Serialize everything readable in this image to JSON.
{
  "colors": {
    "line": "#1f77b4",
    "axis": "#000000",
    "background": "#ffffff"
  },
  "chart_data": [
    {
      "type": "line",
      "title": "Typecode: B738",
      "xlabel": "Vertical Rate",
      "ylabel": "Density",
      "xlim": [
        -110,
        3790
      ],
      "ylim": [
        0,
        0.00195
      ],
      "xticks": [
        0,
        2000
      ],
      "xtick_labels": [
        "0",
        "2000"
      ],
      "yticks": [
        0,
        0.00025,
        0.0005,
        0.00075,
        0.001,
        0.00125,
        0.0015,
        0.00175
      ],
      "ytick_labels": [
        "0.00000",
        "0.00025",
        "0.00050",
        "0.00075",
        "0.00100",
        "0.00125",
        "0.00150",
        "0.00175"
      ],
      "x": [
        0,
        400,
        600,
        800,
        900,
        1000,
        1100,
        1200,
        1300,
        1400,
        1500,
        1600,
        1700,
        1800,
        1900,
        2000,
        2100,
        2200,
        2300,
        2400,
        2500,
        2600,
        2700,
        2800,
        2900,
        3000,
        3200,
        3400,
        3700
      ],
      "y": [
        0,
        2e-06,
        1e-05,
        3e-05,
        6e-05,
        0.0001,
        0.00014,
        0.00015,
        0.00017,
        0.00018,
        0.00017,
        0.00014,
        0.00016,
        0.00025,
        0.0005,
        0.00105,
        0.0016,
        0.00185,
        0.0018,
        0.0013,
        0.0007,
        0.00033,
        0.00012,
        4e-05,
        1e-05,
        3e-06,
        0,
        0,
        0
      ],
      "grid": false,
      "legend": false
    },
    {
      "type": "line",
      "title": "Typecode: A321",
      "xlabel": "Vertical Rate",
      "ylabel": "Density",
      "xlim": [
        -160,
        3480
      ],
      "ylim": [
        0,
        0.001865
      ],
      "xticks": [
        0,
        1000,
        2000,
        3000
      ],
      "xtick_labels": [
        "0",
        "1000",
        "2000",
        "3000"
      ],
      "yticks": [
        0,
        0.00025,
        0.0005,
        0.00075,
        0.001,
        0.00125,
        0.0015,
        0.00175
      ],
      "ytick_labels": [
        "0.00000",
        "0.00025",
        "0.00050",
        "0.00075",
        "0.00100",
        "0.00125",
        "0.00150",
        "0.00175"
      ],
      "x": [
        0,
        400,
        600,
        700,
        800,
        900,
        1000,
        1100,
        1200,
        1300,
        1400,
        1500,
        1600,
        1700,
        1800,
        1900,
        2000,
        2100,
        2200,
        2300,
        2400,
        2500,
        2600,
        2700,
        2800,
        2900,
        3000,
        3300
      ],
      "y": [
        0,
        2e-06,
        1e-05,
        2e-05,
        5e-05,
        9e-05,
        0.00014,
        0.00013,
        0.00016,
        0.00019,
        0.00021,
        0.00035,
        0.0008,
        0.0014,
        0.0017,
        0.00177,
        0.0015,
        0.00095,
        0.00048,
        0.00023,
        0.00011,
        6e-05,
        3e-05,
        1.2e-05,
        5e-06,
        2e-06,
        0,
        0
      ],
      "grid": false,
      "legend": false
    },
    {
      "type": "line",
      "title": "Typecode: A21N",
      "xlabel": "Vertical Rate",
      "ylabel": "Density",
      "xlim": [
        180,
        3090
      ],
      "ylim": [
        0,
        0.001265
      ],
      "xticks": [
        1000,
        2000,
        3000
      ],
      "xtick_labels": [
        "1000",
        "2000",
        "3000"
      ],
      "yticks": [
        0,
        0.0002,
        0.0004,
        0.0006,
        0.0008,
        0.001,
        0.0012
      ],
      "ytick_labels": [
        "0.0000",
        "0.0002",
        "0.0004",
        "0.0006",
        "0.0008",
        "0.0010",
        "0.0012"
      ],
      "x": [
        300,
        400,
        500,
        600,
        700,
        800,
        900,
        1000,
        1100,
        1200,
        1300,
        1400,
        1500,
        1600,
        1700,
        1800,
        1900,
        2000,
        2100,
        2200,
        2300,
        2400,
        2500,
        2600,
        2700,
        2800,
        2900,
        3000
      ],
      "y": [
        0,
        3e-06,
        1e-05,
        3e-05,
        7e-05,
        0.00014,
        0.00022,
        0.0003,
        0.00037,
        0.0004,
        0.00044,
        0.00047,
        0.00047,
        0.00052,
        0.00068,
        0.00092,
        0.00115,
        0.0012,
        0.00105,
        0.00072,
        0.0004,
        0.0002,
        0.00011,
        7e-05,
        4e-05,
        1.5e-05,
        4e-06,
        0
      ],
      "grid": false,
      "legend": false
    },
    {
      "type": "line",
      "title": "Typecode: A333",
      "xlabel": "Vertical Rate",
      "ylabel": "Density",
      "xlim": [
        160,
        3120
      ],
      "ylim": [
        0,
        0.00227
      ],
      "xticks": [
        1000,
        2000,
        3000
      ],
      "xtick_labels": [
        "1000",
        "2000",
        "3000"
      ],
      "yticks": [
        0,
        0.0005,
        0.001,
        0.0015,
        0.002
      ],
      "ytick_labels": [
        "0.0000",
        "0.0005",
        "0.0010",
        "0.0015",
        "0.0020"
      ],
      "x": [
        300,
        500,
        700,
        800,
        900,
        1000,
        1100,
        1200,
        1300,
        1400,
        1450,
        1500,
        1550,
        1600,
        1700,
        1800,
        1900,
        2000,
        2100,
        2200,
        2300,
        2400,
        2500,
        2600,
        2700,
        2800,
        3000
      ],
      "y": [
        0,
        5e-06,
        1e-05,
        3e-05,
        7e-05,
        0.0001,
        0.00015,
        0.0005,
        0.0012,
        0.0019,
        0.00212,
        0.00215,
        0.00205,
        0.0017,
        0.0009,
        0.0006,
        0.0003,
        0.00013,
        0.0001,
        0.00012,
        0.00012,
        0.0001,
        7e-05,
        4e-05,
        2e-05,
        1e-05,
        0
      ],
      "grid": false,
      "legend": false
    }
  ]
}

--------------------

* Requirements:
Transcribe the material above word for word.

* Finished task:
Serialize everything readable in this image to JSON.
{
  "colors": {
    "line": "#1f77b4",
    "axis": "#000000",
    "background": "#ffffff"
  },
  "chart_data": [
    {
      "type": "line",
      "title": "Typecode: B738",
      "xlabel": "Vertical Rate",
      "ylabel": "Density",
      "xlim": [
        -110,
        3790
      ],
      "ylim": [
        0,
        0.00195
      ],
      "xticks": [
        0,
        2000
      ],
      "xtick_labels": [
        "0",
        "2000"
      ],
      "yticks": [
        0,
        0.00025,
        0.0005,
        0.00075,
        0.001,
        0.00125,
        0.0015,
        0.00175
      ],
      "ytick_labels": [
        "0.00000",
        "0.00025",
        "0.00050",
        "0.00075",
        "0.00100",
        "0.00125",
        "0.00150",
        "0.00175"
      ],
      "x": [
        0,
        400,
        600,
        800,
        900,
        1000,
        1100,
        1200,
        1300,
        1400,
        1500,
        1600,
        1700,
        1800,
        1900,
        2000,
        2100,
        2200,
        2300,
        2400,
        2500,
        2600,
        2700,
        2800,
        2900,
        3000,
        3200,
        3400,
        3700
      ],
      "y": [
        0,
        2e-06,
        1e-05,
        3e-05,
        6e-05,
        0.0001,
        0.00014,
        0.00015,
        0.00017,
        0.00018,
        0.00017,
        0.00014,
        0.00016,
        0.00025,
        0.0005,
        0.00105,
        0.0016,
        0.00185,
        0.0018,
        0.0013,
        0.0007,
        0.00033,
        0.00012,
        4e-05,
        1e-05,
        3e-06,
        0,
        0,
        0
      ],
      "grid": false,
      "legend": false
    },
    {
      "type": "line",
      "title": "Typecode: A321",
      "xlabel": "Vertical Rate",
      "ylabel": "Density",
      "xlim": [
        -160,
        3480
      ],
      "ylim": [
        0,
        0.001865
      ],
      "xticks": [
        0,
        1000,
        2000,
        3000
      ],
      "xtick_labels": [
        "0",
        "1000",
        "2000",
        "3000"
      ],
      "yticks": [
        0,
        0.00025,
        0.0005,
        0.00075,
        0.001,
        0.00125,
        0.0015,
        0.00175
      ],
      "ytick_labels": [
        "0.00000",
        "0.00025",
        "0.00050",
        "0.00075",
        "0.00100",
        "0.00125",
        "0.00150",
        "0.00175"
      ],
      "x": [
        0,
        400,
        600,
        700,
        800,
        900,
        1000,
        1100,
        1200,
        1300,
        1400,
        1500,
        1600,
        1700,
        1800,
        1900,
        2000,
        2100,
        2200,
        2300,
        2400,
        2500,
        2600,
        2700,
        2800,
        2900,
        3000,
        3300
      ],
      "y": [
        0,
        2e-06,
        1e-05,
        2e-05,
        5e-05,
        9e-05,
        0.00014,
        0.00013,
        0.00016,
        0.00019,
        0.00021,
        0.00035,
        0.0008,
        0.0014,
        0.0017,
        0.00177,
        0.0015,
        0.00095,
        0.00048,
        0.00023,
        0.00011,
        6e-05,
        3e-05,
        1.2e-05,
        5e-06,
        2e-06,
        0,
        0
      ],
      "grid": false,
      "legend": false
    },
    {
      "type": "line",
      "title": "Typecode: A21N",
      "xlabel": "Vertical Rate",
      "ylabel": "Density",
      "xlim": [
        180,
        3090
      ],
      "ylim": [
        0,
        0.001265
      ],
      "xticks": [
        1000,
        2000,
        3000
      ],
      "xtick_labels": [
        "1000",
        "2000",
        "3000"
      ],
      "yticks": [
        0,
        0.0002,
        0.0004,
        0.0006,
        0.0008,
        0.001,
        0.0012
      ],
      "ytick_labels": [
        "0.0000",
        "0.0002",
        "0.0004",
        "0.0006",
        "0.0008",
        "0.0010",
        "0.0012"
      ],
      "x": [
        300,
        400,
        500,
        600,
        700,
        800,
        900,
        1000,
        1100,
        1200,
        1300,
        1400,
        1500,
        1600,
        1700,
        1800,
        1900,
        2000,
        2100,
        2200,
        2300,
        2400,
        2500,
        2600,
        2700,
        2800,
        2900,
        3000
      ],
      "y": [
        0,
        3e-06,
        1e-05,
        3e-05,
        7e-05,
        0.00014,
        0.00022,
        0.0003,
        0.00037,
        0.0004,
        0.00044,
        0.00047,
        0.00047,
        0.00052,
        0.00068,
        0.00092,
        0.00115,
        0.0012,
        0.00105,
        0.00072,
        0.0004,
        0.0002,
        0.00011,
        7e-05,
        4e-05,
        1.5e-05,
        4e-06,
        0
      ],
      "grid": false,
      "legend": false
    },
    {
      "type": "line",
      "title": "Typecode: A333",
      "xlabel": "Vertical Rate",
      "ylabel": "Density",
      "xlim": [
        160,
        3120
      ],
      "ylim": [
        0,
        0.00227
      ],
      "xticks": [
        1000,
        2000,
        3000
      ],
      "xtick_labels": [
        "1000",
        "2000",
        "3000"
      ],
      "yticks": [
        0,
        0.0005,
        0.001,
        0.0015,
        0.002
      ],
      "ytick_labels": [
        "0.0000",
        "0.0005",
        "0.0010",
        "0.0015",
        "0.0020"
      ],
      "x": [
        300,
        500,
        700,
        800,
        900,
        1000,
        1100,
        1200,
        1300,
        1400,
        1450,
        1500,
        1550,
        1600,
        1700,
        1800,
        1900,
        2000,
        2100,
        2200,
        2300,
        2400,
        2500,
        2600,
        2700,
        2800,
        3000
      ],
      "y": [
        0,
        5e-06,
        1e-05,
        3e-05,
        7e-05,
        0.0001,
        0.00015,
        0.0005,
        0.0012,
        0.0019,
        0.00212,
        0.00215,
        0.00205,
        0.0017,
        0.0009,
        0.0006,
        0.0003,
        0.00013,
        0.0001,
        0.00012,
        0.00012,
        0.0001,
        7e-05,
        4e-05,
        2e-05,
        1e-05,
        0
      ],
      "grid": false,
      "legend": false
    }
  ]
}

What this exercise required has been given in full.